Transcribe the data that follows precisely, omitting nothing.
[Start of Extracted entries]
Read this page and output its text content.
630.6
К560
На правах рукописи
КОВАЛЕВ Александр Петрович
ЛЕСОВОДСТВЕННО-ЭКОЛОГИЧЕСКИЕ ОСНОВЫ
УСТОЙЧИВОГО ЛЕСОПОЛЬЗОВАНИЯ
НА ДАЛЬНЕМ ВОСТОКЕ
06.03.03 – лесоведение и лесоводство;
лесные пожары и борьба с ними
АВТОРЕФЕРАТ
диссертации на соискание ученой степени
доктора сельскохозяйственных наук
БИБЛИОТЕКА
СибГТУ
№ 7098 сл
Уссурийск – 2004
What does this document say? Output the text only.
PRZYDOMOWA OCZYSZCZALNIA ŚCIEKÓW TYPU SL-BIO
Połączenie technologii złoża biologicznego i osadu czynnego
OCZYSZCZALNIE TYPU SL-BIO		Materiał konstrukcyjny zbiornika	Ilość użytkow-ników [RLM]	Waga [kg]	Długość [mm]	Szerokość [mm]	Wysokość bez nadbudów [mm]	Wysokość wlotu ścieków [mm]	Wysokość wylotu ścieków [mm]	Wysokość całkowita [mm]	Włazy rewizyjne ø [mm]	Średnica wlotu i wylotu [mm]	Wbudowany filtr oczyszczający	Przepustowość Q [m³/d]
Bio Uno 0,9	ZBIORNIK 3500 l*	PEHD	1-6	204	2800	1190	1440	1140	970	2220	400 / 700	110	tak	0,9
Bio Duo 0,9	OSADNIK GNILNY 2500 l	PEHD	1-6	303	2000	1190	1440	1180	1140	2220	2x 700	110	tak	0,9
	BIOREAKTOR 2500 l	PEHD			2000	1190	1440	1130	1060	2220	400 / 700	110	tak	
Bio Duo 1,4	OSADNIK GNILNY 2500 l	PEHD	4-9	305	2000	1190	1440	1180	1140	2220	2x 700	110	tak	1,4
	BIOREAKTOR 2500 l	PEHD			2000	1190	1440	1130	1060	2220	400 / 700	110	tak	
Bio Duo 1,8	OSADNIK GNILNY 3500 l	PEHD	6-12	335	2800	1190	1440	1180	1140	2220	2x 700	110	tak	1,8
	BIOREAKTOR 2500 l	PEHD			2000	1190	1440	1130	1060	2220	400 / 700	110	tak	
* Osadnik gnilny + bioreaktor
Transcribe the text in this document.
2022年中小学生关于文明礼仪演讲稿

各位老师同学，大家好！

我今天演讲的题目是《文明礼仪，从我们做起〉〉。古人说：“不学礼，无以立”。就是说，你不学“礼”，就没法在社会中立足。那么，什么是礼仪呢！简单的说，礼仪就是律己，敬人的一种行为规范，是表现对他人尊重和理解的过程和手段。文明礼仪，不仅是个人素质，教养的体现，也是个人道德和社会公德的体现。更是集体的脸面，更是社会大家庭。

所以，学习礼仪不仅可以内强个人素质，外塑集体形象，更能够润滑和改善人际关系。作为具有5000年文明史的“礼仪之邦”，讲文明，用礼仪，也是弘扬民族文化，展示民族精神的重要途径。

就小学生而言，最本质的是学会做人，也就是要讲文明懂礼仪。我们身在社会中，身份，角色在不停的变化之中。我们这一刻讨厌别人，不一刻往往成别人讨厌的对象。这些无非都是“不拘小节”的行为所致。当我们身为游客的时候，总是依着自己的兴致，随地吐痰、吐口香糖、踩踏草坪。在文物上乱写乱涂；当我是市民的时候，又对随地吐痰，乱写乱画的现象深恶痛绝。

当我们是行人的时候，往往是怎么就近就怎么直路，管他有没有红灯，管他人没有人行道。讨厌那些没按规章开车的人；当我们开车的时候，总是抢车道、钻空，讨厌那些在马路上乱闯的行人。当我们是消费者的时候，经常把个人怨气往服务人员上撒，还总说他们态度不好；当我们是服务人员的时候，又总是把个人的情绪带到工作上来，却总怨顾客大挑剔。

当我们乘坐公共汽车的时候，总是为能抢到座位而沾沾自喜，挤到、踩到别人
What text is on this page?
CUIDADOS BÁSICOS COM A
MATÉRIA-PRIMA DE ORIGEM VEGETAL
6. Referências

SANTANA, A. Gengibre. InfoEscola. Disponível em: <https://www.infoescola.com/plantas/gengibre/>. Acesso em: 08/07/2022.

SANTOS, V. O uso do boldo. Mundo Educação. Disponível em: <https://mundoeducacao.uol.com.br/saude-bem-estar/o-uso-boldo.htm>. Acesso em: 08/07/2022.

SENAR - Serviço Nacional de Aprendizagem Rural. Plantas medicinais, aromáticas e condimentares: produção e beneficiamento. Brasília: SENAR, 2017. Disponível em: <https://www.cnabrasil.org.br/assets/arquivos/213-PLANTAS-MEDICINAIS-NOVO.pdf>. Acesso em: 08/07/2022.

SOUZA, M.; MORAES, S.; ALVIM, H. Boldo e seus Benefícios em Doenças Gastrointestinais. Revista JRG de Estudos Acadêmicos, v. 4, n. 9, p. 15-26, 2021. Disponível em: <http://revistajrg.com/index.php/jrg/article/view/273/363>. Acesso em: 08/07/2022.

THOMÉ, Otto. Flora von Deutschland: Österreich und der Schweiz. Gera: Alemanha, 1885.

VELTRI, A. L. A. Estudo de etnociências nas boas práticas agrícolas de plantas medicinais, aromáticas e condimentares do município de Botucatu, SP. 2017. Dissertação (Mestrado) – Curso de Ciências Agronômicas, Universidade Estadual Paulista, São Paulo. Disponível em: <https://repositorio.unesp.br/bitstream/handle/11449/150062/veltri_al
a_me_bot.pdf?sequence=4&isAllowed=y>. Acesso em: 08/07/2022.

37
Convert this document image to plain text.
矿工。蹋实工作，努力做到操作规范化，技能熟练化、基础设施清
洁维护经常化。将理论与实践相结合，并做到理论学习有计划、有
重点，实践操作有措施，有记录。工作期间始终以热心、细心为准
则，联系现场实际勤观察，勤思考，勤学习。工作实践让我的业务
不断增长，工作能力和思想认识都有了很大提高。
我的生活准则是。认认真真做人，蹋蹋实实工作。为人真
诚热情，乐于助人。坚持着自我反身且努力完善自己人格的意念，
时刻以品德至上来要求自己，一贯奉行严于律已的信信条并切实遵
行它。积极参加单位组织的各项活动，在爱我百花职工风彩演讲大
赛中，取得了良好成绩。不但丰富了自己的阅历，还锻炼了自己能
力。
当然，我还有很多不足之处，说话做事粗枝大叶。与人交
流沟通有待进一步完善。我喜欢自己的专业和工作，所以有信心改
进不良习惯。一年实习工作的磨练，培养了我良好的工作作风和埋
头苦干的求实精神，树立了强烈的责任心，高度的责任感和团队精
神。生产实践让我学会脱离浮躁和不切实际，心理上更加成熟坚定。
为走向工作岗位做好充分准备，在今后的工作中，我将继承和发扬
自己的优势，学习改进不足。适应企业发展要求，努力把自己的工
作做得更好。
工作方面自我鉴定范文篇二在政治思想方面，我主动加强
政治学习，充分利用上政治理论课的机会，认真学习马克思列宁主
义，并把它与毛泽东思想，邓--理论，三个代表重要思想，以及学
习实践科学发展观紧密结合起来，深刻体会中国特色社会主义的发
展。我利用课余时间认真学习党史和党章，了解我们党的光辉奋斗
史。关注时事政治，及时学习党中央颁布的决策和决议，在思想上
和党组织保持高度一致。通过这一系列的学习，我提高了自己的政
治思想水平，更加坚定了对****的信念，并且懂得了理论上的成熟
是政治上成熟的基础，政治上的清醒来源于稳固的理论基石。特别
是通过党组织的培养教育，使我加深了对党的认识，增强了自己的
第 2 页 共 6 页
[End of Extracted entries]
__Answer__
Read this page and output its text content.
630.6
К560
На правах рукописи
КОВАЛЕВ Александр Петрович
ЛЕСОВОДСТВЕННО-ЭКОЛОГИЧЕСКИЕ ОСНОВЫ
УСТОЙЧИВОГО ЛЕСОПОЛЬЗОВАНИЯ
НА ДАЛЬНЕМ ВОСТОКЕ
06.03.03 – лесоведение и лесоводство;
лесные пожары и борьба с ними
АВТОРЕФЕРАТ
диссертации на соискание ученой степени
доктора сельскохозяйственных наук
БИБЛИОТЕКА
СибГТУ
№ 7098 сл
Уссурийск – 2004
What does this document say? Output the text only.
PRZYDOMOWA OCZYSZCZALNIA ŚCIEKÓW TYPU SL-BIO
Połączenie technologii złoża biologicznego i osadu czynnego
OCZYSZCZALNIE TYPU SL-BIO		Materiał konstrukcyjny zbiornika	Ilość użytkow-ników [RLM]	Waga [kg]	Długość [mm]	Szerokość [mm]	Wysokość bez nadbudów [mm]	Wysokość wlotu ścieków [mm]	Wysokość wylotu ścieków [mm]	Wysokość całkowita [mm]	Włazy rewizyjne ø [mm]	Średnica wlotu i wylotu [mm]	Wbudowany filtr oczyszczający	Przepustowość Q [m³/d]
Bio Uno 0,9	ZBIORNIK 3500 l*	PEHD	1-6	204	2800	1190	1440	1140	970	2220	400 / 700	110	tak	0,9
Bio Duo 0,9	OSADNIK GNILNY 2500 l	PEHD	1-6	303	2000	1190	1440	1180	1140	2220	2x 700	110	tak	0,9
	BIOREAKTOR 2500 l	PEHD			2000	1190	1440	1130	1060	2220	400 / 700	110	tak	
Bio Duo 1,4	OSADNIK GNILNY 2500 l	PEHD	4-9	305	2000	1190	1440	1180	1140	2220	2x 700	110	tak	1,4
	BIOREAKTOR 2500 l	PEHD			2000	1190	1440	1130	1060	2220	400 / 700	110	tak	
Bio Duo 1,8	OSADNIK GNILNY 3500 l	PEHD	6-12	335	2800	1190	1440	1180	1140	2220	2x 700	110	tak	1,8
	BIOREAKTOR 2500 l	PEHD			2000	1190	1440	1130	1060	2220	400 / 700	110	tak	
* Osadnik gnilny + bioreaktor
Transcribe the text in this document.
2022年中小学生关于文明礼仪演讲稿

各位老师同学，大家好！

我今天演讲的题目是《文明礼仪，从我们做起〉〉。古人说：“不学礼，无以立”。就是说，你不学“礼”，就没法在社会中立足。那么，什么是礼仪呢！简单的说，礼仪就是律己，敬人的一种行为规范，是表现对他人尊重和理解的过程和手段。文明礼仪，不仅是个人素质，教养的体现，也是个人道德和社会公德的体现。更是集体的脸面，更是社会大家庭。

所以，学习礼仪不仅可以内强个人素质，外塑集体形象，更能够润滑和改善人际关系。作为具有5000年文明史的“礼仪之邦”，讲文明，用礼仪，也是弘扬民族文化，展示民族精神的重要途径。

就小学生而言，最本质的是学会做人，也就是要讲文明懂礼仪。我们身在社会中，身份，角色在不停的变化之中。我们这一刻讨厌别人，不一刻往往成别人讨厌的对象。这些无非都是“不拘小节”的行为所致。当我们身为游客的时候，总是依着自己的兴致，随地吐痰、吐口香糖、踩踏草坪。在文物上乱写乱涂；当我是市民的时候，又对随地吐痰，乱写乱画的现象深恶痛绝。

当我们是行人的时候，往往是怎么就近就怎么直路，管他有没有红灯，管他人没有人行道。讨厌那些没按规章开车的人；当我们开车的时候，总是抢车道、钻空，讨厌那些在马路上乱闯的行人。当我们是消费者的时候，经常把个人怨气往服务人员上撒，还总说他们态度不好；当我们是服务人员的时候，又总是把个人的情绪带到工作上来，却总怨顾客大挑剔。

当我们乘坐公共汽车的时候，总是为能抢到座位而沾沾自喜，挤到、踩到别人
What text is on this page?
CUIDADOS BÁSICOS COM A
MATÉRIA-PRIMA DE ORIGEM VEGETAL
6. Referências

SANTANA, A. Gengibre. InfoEscola. Disponível em: <https://www.infoescola.com/plantas/gengibre/>. Acesso em: 08/07/2022.

SANTOS, V. O uso do boldo. Mundo Educação. Disponível em: <https://mundoeducacao.uol.com.br/saude-bem-estar/o-uso-boldo.htm>. Acesso em: 08/07/2022.

SENAR - Serviço Nacional de Aprendizagem Rural. Plantas medicinais, aromáticas e condimentares: produção e beneficiamento. Brasília: SENAR, 2017. Disponível em: <https://www.cnabrasil.org.br/assets/arquivos/213-PLANTAS-MEDICINAIS-NOVO.pdf>. Acesso em: 08/07/2022.

SOUZA, M.; MORAES, S.; ALVIM, H. Boldo e seus Benefícios em Doenças Gastrointestinais. Revista JRG de Estudos Acadêmicos, v. 4, n. 9, p. 15-26, 2021. Disponível em: <http://revistajrg.com/index.php/jrg/article/view/273/363>. Acesso em: 08/07/2022.

THOMÉ, Otto. Flora von Deutschland: Österreich und der Schweiz. Gera: Alemanha, 1885.

VELTRI, A. L. A. Estudo de etnociências nas boas práticas agrícolas de plantas medicinais, aromáticas e condimentares do município de Botucatu, SP. 2017. Dissertação (Mestrado) – Curso de Ciências Agronômicas, Universidade Estadual Paulista, São Paulo. Disponível em: <https://repositorio.unesp.br/bitstream/handle/11449/150062/veltri_al
a_me_bot.pdf?sequence=4&isAllowed=y>. Acesso em: 08/07/2022.

37
Convert this document image to plain text.
矿工。蹋实工作，努力做到操作规范化，技能熟练化、基础设施清
洁维护经常化。将理论与实践相结合，并做到理论学习有计划、有
重点，实践操作有措施，有记录。工作期间始终以热心、细心为准
则，联系现场实际勤观察，勤思考，勤学习。工作实践让我的业务
不断增长，工作能力和思想认识都有了很大提高。
我的生活准则是。认认真真做人，蹋蹋实实工作。为人真
诚热情，乐于助人。坚持着自我反身且努力完善自己人格的意念，
时刻以品德至上来要求自己，一贯奉行严于律已的信信条并切实遵
行它。积极参加单位组织的各项活动，在爱我百花职工风彩演讲大
赛中，取得了良好成绩。不但丰富了自己的阅历，还锻炼了自己能
力。
当然，我还有很多不足之处，说话做事粗枝大叶。与人交
流沟通有待进一步完善。我喜欢自己的专业和工作，所以有信心改
进不良习惯。一年实习工作的磨练，培养了我良好的工作作风和埋
头苦干的求实精神，树立了强烈的责任心，高度的责任感和团队精
神。生产实践让我学会脱离浮躁和不切实际，心理上更加成熟坚定。
为走向工作岗位做好充分准备，在今后的工作中，我将继承和发扬
自己的优势，学习改进不足。适应企业发展要求，努力把自己的工
作做得更好。
工作方面自我鉴定范文篇二在政治思想方面，我主动加强
政治学习，充分利用上政治理论课的机会，认真学习马克思列宁主
义，并把它与毛泽东思想，邓--理论，三个代表重要思想，以及学
习实践科学发展观紧密结合起来，深刻体会中国特色社会主义的发
展。我利用课余时间认真学习党史和党章，了解我们党的光辉奋斗
史。关注时事政治，及时学习党中央颁布的决策和决议，在思想上
和党组织保持高度一致。通过这一系列的学习，我提高了自己的政
治思想水平，更加坚定了对****的信念，并且懂得了理论上的成熟
是政治上成熟的基础，政治上的清醒来源于稳固的理论基石。特别
是通过党组织的培养教育，使我加深了对党的认识，增强了自己的
第 2 页 共 6 页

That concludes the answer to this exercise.